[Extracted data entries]
※ ※ ※
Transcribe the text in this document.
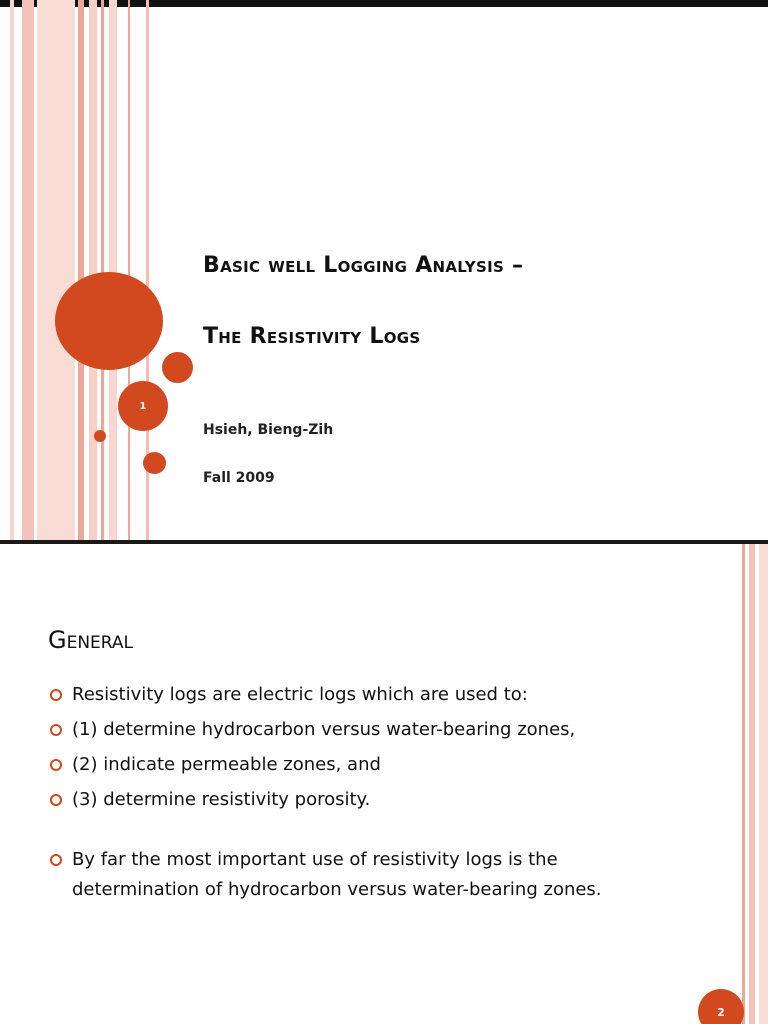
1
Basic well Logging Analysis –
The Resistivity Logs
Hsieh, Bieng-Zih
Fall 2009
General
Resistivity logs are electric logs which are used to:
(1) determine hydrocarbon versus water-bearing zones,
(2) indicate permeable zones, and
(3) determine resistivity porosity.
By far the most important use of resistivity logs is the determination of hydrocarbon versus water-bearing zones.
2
※ ※ ※
* WORK REQUIRED *
Leave out the pictures and transcribe the entries above exactly.

* WRITTEN REPLY *
Transcribe the text in this document.
1
Basic well Logging Analysis –
The Resistivity Logs
Hsieh, Bieng-Zih
Fall 2009
General
Resistivity logs are electric logs which are used to:
(1) determine hydrocarbon versus water-bearing zones,
(2) indicate permeable zones, and
(3) determine resistivity porosity.
By far the most important use of resistivity logs is the determination of hydrocarbon versus water-bearing zones.
2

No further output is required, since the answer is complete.